▸ Exercise
Write out each line of the data below without changing anything.

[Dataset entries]
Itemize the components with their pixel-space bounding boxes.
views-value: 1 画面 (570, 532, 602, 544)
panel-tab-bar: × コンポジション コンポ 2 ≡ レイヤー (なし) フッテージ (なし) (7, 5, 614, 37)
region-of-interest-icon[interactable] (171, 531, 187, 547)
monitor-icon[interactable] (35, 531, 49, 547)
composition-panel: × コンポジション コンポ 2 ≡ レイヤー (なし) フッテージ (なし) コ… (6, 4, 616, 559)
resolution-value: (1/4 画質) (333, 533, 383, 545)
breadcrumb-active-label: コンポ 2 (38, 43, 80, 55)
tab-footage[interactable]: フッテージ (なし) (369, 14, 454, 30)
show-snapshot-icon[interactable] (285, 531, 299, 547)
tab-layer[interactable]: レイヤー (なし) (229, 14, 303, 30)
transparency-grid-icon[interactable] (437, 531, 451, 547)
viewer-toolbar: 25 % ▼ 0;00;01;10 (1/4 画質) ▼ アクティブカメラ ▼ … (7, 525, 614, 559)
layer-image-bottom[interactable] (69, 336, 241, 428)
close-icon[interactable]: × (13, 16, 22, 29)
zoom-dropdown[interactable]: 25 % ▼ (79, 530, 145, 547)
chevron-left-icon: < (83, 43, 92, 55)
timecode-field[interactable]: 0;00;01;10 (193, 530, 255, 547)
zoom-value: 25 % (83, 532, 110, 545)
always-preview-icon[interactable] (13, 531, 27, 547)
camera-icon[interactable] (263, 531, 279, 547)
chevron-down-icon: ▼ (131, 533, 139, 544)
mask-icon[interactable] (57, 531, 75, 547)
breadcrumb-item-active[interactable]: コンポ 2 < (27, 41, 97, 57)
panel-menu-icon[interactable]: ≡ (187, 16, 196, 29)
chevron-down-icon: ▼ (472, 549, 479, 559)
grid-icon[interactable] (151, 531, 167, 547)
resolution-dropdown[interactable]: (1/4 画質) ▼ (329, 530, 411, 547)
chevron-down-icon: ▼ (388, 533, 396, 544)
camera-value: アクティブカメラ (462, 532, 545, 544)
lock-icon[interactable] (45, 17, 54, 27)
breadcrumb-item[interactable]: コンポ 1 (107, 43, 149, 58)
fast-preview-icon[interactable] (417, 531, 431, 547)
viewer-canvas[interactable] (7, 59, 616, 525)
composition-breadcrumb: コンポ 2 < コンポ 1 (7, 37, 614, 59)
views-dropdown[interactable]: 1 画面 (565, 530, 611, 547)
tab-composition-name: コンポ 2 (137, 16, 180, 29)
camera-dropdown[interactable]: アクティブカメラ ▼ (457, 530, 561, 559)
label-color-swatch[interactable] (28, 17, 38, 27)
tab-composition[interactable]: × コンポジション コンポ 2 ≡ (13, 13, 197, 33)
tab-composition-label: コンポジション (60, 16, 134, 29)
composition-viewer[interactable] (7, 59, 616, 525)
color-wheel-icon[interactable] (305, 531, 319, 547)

▸ Output of the task
Itemize the components with their pixel-space bounding boxes.
views-value: 1 画面 (570, 532, 602, 544)
panel-tab-bar: × コンポジション コンポ 2 ≡ レイヤー (なし) フッテージ (なし) (7, 5, 614, 37)
region-of-interest-icon[interactable] (171, 531, 187, 547)
monitor-icon[interactable] (35, 531, 49, 547)
composition-panel: × コンポジション コンポ 2 ≡ レイヤー (なし) フッテージ (なし) コ… (6, 4, 616, 559)
resolution-value: (1/4 画質) (333, 533, 383, 545)
breadcrumb-active-label: コンポ 2 (38, 43, 80, 55)
tab-footage[interactable]: フッテージ (なし) (369, 14, 454, 30)
show-snapshot-icon[interactable] (285, 531, 299, 547)
tab-layer[interactable]: レイヤー (なし) (229, 14, 303, 30)
transparency-grid-icon[interactable] (437, 531, 451, 547)
viewer-toolbar: 25 % ▼ 0;00;01;10 (1/4 画質) ▼ アクティブカメラ ▼ … (7, 525, 614, 559)
layer-image-bottom[interactable] (69, 336, 241, 428)
close-icon[interactable]: × (13, 16, 22, 29)
zoom-dropdown[interactable]: 25 % ▼ (79, 530, 145, 547)
chevron-left-icon: < (83, 43, 92, 55)
timecode-field[interactable]: 0;00;01;10 (193, 530, 255, 547)
zoom-value: 25 % (83, 532, 110, 545)
always-preview-icon[interactable] (13, 531, 27, 547)
camera-icon[interactable] (263, 531, 279, 547)
chevron-down-icon: ▼ (131, 533, 139, 544)
mask-icon[interactable] (57, 531, 75, 547)
breadcrumb-item-active[interactable]: コンポ 2 < (27, 41, 97, 57)
panel-menu-icon[interactable]: ≡ (187, 16, 196, 29)
chevron-down-icon: ▼ (472, 549, 479, 559)
grid-icon[interactable] (151, 531, 167, 547)
resolution-dropdown[interactable]: (1/4 画質) ▼ (329, 530, 411, 547)
chevron-down-icon: ▼ (388, 533, 396, 544)
camera-value: アクティブカメラ (462, 532, 545, 544)
lock-icon[interactable] (45, 17, 54, 27)
breadcrumb-item[interactable]: コンポ 1 (107, 43, 149, 58)
fast-preview-icon[interactable] (417, 531, 431, 547)
viewer-canvas[interactable] (7, 59, 616, 525)
composition-breadcrumb: コンポ 2 < コンポ 1 (7, 37, 614, 59)
views-dropdown[interactable]: 1 画面 (565, 530, 611, 547)
tab-composition-name: コンポ 2 (137, 16, 180, 29)
camera-dropdown[interactable]: アクティブカメラ ▼ (457, 530, 561, 559)
label-color-swatch[interactable] (28, 17, 38, 27)
tab-composition[interactable]: × コンポジション コンポ 2 ≡ (13, 13, 197, 33)
tab-composition-label: コンポジション (60, 16, 134, 29)
composition-viewer[interactable] (7, 59, 616, 525)
color-wheel-icon[interactable] (305, 531, 319, 547)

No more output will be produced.